◆ Data to process ◆
________________________
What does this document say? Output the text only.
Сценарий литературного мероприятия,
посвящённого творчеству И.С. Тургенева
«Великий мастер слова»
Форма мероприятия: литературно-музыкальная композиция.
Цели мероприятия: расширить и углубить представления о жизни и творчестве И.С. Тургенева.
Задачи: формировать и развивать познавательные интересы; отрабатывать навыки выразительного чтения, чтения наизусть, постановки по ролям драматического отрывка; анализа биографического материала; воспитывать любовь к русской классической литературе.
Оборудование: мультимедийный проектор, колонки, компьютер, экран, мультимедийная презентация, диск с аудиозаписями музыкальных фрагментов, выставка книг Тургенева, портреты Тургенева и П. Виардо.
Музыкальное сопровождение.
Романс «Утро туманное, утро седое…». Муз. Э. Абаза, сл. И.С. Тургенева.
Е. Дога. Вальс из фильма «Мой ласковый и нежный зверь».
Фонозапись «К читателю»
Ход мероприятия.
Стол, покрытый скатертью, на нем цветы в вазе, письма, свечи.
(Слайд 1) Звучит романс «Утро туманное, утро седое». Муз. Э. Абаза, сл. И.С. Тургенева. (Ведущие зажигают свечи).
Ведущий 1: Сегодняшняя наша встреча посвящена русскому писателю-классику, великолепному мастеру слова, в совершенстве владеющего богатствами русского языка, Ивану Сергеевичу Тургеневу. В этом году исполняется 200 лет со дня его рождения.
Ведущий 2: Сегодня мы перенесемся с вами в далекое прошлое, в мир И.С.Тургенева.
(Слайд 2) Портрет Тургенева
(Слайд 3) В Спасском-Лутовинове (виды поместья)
________________________
◆ Your goal ◆
Show the lines of the records that include the string "мероприятия".

◆ Response for this exercise ◆
Сценарий литературного мероприятия,
Форма мероприятия: литературно-музыкальная композиция.
Цели мероприятия: расширить и углубить представления о жизни и творчестве И.С. Тургенева.
Ход мероприятия.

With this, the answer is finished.